Source records:
## BEGIN

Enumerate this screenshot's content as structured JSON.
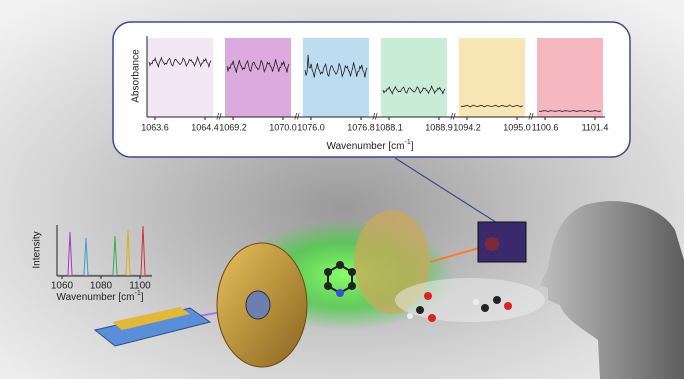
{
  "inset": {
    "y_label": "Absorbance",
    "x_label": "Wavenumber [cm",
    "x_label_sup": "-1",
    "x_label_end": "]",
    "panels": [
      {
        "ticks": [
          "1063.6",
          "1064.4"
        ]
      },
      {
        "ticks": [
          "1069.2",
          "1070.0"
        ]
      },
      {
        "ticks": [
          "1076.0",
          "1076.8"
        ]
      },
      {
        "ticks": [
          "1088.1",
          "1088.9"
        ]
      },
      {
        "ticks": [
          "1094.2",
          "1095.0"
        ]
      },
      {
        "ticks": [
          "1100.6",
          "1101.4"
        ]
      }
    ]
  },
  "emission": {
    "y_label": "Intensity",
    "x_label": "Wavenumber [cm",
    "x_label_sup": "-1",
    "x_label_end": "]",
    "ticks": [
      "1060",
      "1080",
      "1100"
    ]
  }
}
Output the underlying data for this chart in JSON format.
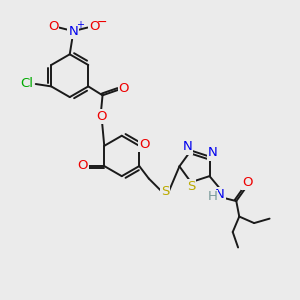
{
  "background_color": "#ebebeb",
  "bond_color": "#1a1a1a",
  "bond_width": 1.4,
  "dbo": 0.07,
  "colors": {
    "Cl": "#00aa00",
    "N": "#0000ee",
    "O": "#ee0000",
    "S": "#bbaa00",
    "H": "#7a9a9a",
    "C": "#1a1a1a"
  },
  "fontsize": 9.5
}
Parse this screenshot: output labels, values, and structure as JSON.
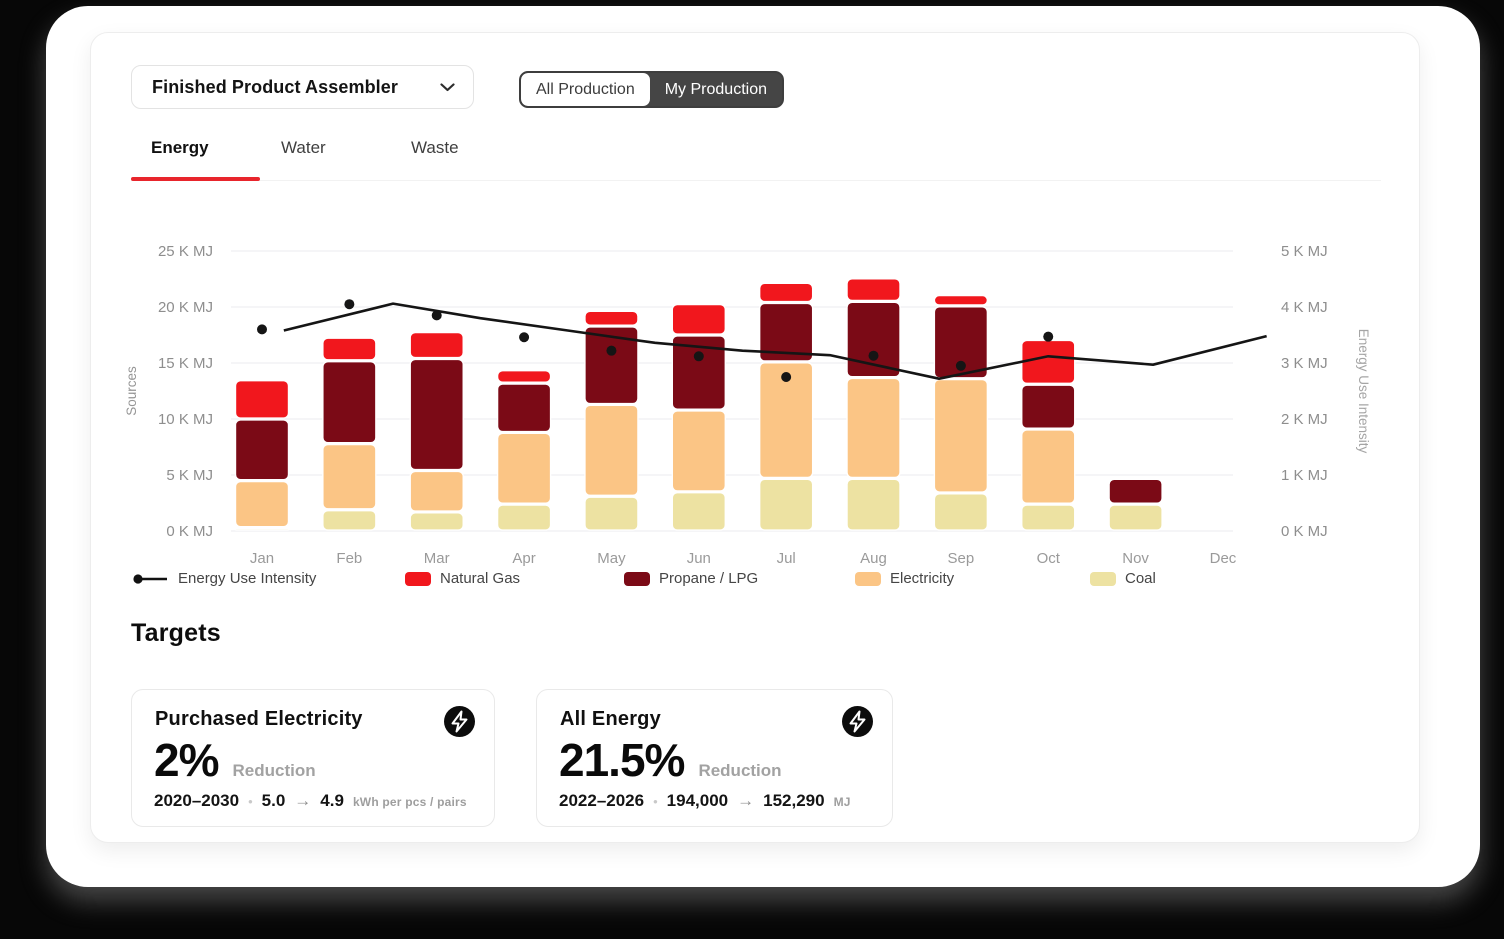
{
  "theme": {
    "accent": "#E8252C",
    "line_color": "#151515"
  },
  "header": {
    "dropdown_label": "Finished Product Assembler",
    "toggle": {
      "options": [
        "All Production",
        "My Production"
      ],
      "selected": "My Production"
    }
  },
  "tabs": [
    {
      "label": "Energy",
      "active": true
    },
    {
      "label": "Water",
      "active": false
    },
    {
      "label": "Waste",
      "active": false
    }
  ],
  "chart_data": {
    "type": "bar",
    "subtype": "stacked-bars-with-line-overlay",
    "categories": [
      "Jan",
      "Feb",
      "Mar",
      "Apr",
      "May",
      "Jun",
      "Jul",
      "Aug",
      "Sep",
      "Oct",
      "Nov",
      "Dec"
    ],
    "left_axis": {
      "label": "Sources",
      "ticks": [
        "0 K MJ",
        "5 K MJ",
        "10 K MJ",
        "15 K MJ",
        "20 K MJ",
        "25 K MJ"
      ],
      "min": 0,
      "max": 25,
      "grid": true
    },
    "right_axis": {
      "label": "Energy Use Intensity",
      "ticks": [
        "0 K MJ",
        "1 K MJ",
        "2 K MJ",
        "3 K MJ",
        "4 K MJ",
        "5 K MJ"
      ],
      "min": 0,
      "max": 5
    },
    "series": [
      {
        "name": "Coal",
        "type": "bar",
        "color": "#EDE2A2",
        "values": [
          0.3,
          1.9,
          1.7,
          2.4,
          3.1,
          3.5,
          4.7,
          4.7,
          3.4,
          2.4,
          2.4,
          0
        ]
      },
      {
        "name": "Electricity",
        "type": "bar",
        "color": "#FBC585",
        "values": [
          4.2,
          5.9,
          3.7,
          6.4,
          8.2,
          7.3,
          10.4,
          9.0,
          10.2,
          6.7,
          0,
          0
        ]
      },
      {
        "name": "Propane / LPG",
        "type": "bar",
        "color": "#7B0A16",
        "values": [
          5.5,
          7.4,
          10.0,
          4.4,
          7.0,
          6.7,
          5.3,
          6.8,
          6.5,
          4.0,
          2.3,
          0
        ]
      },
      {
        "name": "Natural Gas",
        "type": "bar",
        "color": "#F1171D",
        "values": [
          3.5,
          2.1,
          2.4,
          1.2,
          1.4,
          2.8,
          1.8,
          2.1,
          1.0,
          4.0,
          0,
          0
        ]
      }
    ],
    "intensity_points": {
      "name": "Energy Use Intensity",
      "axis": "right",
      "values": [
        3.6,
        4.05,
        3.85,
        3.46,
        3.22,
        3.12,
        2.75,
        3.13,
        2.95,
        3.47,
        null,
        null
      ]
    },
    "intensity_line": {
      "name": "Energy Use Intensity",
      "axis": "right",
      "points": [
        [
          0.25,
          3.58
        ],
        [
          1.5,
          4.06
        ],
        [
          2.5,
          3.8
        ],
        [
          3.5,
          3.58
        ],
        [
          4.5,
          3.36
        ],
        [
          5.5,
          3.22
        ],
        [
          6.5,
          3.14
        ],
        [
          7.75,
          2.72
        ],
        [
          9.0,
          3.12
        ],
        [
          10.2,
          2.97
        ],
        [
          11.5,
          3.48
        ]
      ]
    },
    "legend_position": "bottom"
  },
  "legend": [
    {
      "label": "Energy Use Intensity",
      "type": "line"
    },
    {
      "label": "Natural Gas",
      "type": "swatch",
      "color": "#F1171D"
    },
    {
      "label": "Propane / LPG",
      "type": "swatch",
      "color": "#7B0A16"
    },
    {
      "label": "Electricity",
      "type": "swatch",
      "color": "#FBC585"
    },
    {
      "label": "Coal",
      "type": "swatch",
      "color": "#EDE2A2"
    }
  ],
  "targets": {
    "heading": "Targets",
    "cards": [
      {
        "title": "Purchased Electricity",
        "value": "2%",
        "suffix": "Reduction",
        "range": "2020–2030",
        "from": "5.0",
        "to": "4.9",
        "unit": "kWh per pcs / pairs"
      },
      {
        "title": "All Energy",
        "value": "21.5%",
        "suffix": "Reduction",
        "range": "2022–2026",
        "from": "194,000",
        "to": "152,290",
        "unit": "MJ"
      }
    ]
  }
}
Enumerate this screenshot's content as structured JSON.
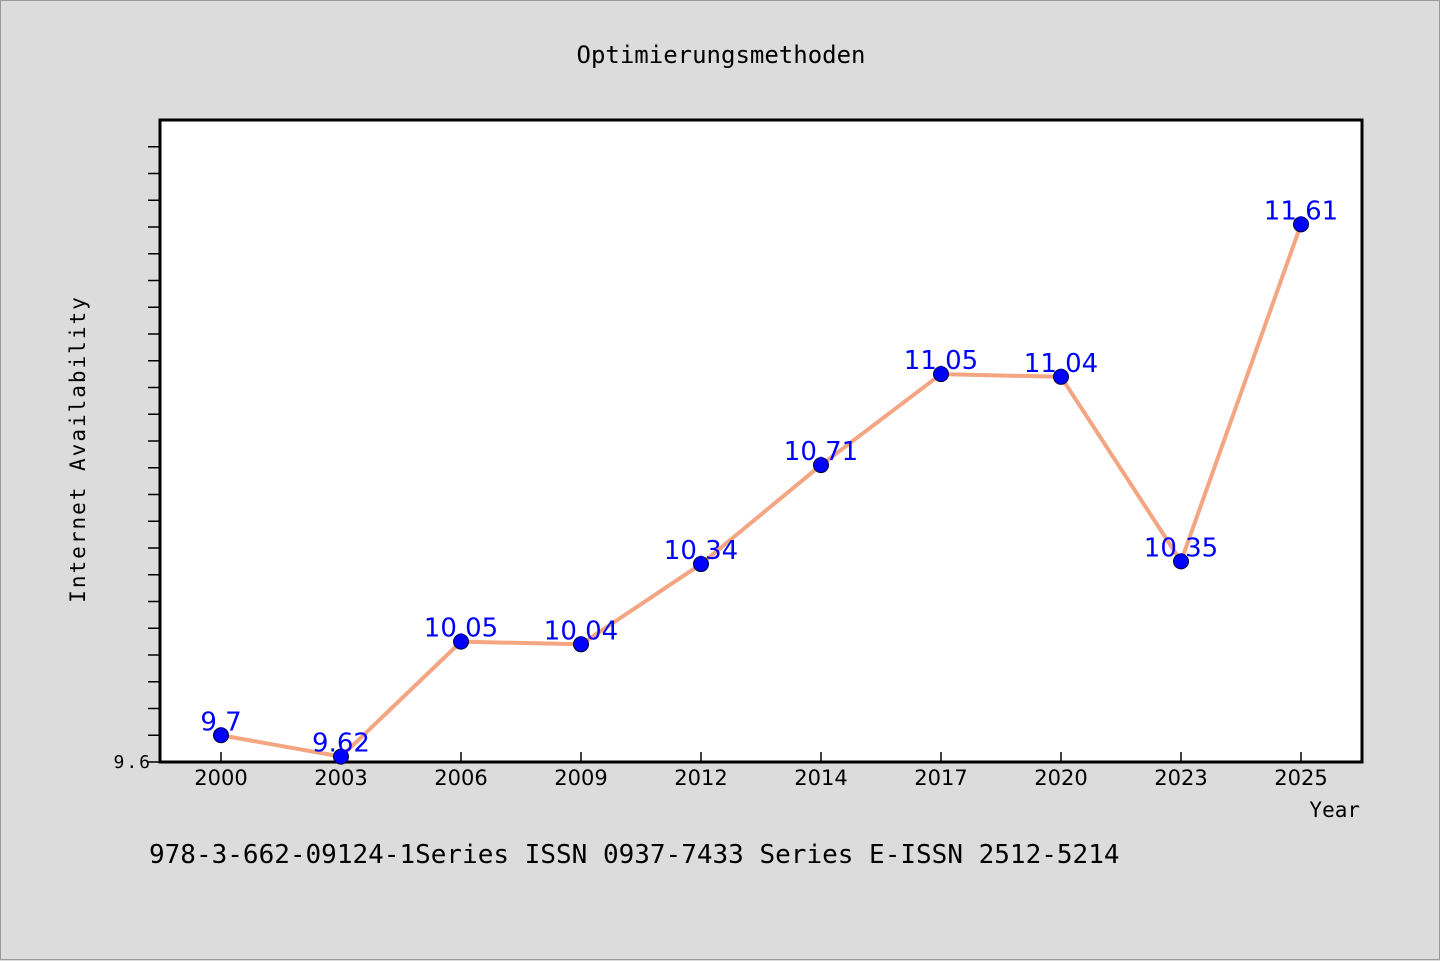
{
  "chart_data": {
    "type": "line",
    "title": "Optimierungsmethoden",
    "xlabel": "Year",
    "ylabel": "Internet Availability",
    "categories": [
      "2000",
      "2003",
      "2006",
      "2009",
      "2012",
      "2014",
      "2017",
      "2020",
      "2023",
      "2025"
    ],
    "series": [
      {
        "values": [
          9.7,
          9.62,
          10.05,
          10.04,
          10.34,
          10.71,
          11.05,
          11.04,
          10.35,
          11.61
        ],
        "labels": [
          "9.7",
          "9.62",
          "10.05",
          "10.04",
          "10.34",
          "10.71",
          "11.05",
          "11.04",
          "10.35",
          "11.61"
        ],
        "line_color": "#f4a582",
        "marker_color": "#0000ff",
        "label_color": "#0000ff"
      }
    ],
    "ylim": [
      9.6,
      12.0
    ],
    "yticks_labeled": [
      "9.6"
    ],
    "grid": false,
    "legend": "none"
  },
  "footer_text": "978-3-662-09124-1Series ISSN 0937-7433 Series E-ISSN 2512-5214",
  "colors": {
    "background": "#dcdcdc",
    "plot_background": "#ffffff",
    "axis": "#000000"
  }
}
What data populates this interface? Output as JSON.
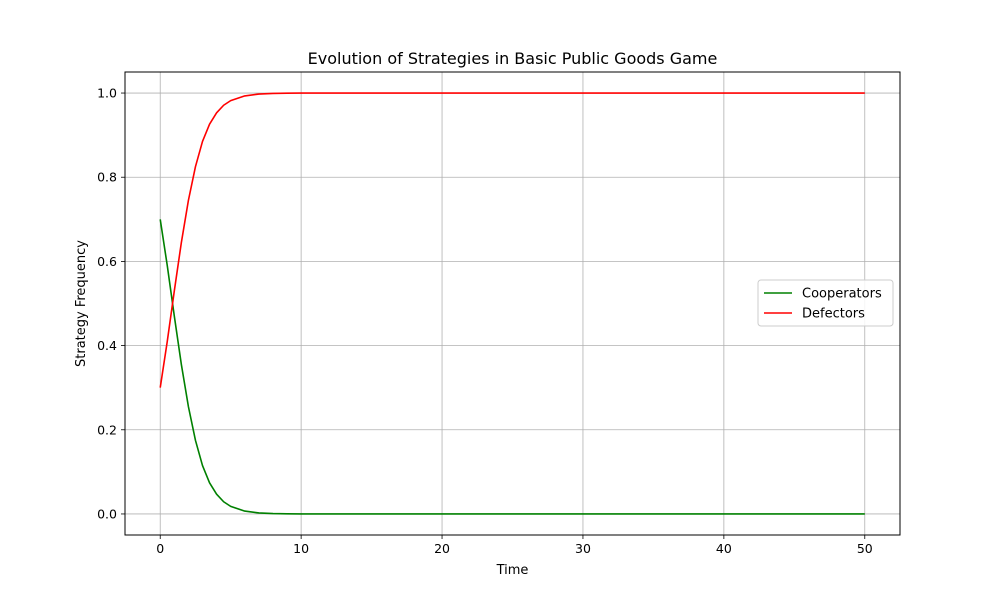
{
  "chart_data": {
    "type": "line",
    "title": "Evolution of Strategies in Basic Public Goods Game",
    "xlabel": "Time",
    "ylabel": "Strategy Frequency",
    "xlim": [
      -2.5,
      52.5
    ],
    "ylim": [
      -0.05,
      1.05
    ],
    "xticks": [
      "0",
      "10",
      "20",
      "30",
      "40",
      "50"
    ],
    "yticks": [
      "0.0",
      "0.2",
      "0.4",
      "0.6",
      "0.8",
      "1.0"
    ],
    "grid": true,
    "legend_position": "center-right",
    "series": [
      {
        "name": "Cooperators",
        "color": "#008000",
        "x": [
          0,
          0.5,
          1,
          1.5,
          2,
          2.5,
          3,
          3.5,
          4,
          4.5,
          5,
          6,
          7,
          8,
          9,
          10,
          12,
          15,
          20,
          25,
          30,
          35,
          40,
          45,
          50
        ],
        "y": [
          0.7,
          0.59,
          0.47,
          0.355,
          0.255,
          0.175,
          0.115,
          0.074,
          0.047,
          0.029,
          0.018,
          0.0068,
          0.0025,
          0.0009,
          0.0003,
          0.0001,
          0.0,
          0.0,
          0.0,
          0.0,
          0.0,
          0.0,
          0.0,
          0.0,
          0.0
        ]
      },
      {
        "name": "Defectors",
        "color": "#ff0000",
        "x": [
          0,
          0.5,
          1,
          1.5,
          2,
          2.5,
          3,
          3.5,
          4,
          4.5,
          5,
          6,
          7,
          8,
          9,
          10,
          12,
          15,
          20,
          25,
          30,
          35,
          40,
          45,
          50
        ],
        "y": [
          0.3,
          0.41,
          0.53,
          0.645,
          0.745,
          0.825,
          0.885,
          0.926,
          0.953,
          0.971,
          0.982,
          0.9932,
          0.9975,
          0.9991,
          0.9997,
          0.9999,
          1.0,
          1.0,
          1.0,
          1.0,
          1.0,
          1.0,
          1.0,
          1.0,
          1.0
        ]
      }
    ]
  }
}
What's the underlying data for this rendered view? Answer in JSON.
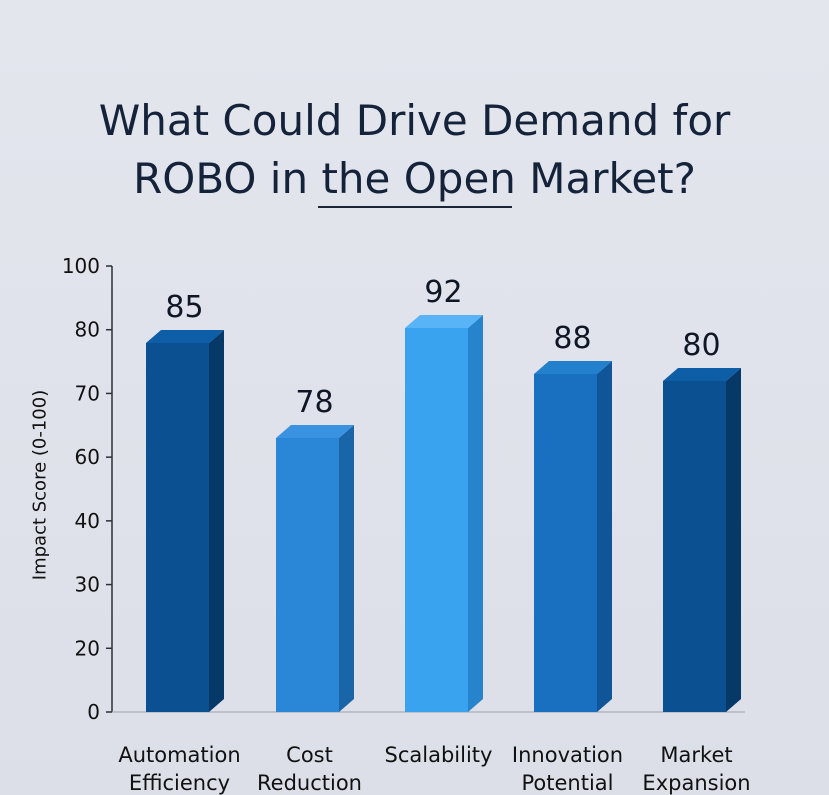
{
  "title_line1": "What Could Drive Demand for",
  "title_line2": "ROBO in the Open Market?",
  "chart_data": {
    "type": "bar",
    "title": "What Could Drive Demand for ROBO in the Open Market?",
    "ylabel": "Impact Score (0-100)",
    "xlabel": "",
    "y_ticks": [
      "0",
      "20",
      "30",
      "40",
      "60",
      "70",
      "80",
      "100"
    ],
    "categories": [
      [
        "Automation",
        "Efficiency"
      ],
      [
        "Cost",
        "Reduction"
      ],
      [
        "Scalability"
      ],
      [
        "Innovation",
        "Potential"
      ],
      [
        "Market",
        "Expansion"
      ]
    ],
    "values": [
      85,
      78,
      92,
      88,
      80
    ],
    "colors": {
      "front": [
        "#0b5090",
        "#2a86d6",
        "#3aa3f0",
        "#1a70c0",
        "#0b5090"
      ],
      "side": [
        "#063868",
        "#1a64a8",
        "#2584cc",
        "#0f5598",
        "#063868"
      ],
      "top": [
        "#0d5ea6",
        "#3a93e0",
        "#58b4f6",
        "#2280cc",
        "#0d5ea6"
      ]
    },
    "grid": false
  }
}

## END

Challenge = Find the line containing "What's the underlying", then extract it and every line after it to the end of the data above, exactly and nothing else, without pictures.

Correct response =
What's the underlying data for this rendered view? Answer in JSON.
{
  "title_line1": "What Could Drive Demand for",
  "title_line2": "ROBO in the Open Market?",
  "chart_data": {
    "type": "bar",
    "title": "What Could Drive Demand for ROBO in the Open Market?",
    "ylabel": "Impact Score (0-100)",
    "xlabel": "",
    "y_ticks": [
      "0",
      "20",
      "30",
      "40",
      "60",
      "70",
      "80",
      "100"
    ],
    "categories": [
      [
        "Automation",
        "Efficiency"
      ],
      [
        "Cost",
        "Reduction"
      ],
      [
        "Scalability"
      ],
      [
        "Innovation",
        "Potential"
      ],
      [
        "Market",
        "Expansion"
      ]
    ],
    "values": [
      85,
      78,
      92,
      88,
      80
    ],
    "colors": {
      "front": [
        "#0b5090",
        "#2a86d6",
        "#3aa3f0",
        "#1a70c0",
        "#0b5090"
      ],
      "side": [
        "#063868",
        "#1a64a8",
        "#2584cc",
        "#0f5598",
        "#063868"
      ],
      "top": [
        "#0d5ea6",
        "#3a93e0",
        "#58b4f6",
        "#2280cc",
        "#0d5ea6"
      ]
    },
    "grid": false
  }
}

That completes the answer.